- Given records -
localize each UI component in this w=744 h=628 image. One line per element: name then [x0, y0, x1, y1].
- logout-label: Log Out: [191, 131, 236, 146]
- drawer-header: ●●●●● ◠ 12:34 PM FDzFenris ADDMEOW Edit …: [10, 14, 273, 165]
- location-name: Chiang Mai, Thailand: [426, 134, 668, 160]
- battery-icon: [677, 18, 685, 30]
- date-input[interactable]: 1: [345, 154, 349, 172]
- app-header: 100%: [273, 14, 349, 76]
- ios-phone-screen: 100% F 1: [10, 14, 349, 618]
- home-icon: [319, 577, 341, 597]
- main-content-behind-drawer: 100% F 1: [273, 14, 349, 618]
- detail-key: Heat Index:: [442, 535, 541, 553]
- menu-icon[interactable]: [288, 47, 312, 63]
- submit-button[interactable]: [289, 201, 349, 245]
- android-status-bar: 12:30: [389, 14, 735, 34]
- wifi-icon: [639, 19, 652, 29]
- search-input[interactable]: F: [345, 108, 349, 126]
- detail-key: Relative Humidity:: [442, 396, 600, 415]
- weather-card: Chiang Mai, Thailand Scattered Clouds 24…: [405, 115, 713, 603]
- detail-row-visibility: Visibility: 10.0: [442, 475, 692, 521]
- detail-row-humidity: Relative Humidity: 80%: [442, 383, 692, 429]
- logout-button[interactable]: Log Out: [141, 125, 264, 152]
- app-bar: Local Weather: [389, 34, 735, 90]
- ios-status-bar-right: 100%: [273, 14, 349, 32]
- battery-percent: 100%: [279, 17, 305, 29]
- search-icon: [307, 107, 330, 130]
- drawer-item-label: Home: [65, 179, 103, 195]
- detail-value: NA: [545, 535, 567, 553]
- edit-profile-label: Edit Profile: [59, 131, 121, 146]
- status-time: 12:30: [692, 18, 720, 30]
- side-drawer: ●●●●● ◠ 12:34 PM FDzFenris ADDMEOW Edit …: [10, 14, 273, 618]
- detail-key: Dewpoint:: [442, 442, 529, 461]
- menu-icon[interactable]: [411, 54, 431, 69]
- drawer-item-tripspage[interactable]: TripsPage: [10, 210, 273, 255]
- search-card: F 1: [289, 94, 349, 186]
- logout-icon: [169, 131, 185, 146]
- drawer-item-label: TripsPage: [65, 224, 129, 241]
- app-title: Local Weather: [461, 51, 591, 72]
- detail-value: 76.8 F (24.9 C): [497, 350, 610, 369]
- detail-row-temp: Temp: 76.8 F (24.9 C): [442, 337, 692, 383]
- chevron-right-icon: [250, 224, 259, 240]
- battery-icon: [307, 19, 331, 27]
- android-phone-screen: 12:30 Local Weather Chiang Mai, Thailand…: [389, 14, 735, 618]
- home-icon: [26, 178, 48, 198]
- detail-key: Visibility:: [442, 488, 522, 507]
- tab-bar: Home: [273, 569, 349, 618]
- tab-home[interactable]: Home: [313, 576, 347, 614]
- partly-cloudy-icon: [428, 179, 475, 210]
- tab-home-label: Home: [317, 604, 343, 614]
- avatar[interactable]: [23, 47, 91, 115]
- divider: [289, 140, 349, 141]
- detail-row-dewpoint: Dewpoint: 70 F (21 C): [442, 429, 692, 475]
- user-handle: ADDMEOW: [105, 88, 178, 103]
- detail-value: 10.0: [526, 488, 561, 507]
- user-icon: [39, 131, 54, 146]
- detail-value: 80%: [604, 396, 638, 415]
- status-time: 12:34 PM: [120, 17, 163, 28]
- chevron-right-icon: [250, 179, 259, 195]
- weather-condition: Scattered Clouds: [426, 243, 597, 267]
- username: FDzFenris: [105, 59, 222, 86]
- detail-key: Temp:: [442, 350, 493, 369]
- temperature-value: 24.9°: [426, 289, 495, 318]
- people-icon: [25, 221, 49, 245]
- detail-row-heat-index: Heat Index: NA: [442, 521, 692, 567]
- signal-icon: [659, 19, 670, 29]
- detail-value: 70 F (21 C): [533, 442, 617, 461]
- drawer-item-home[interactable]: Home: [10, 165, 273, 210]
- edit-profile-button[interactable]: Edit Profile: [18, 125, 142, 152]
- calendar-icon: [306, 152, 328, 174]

- Your goal -
Copy the items word for word, starting with the first line and stopping after the line that contains "- app-header: 100%: [273, 14, 349, 76]".

- Response to this task -
localize each UI component in this w=744 h=628 image. One line per element: name then [x0, y0, x1, y1].
- logout-label: Log Out: [191, 131, 236, 146]
- drawer-header: ●●●●● ◠ 12:34 PM FDzFenris ADDMEOW Edit …: [10, 14, 273, 165]
- location-name: Chiang Mai, Thailand: [426, 134, 668, 160]
- battery-icon: [677, 18, 685, 30]
- date-input[interactable]: 1: [345, 154, 349, 172]
- app-header: 100%: [273, 14, 349, 76]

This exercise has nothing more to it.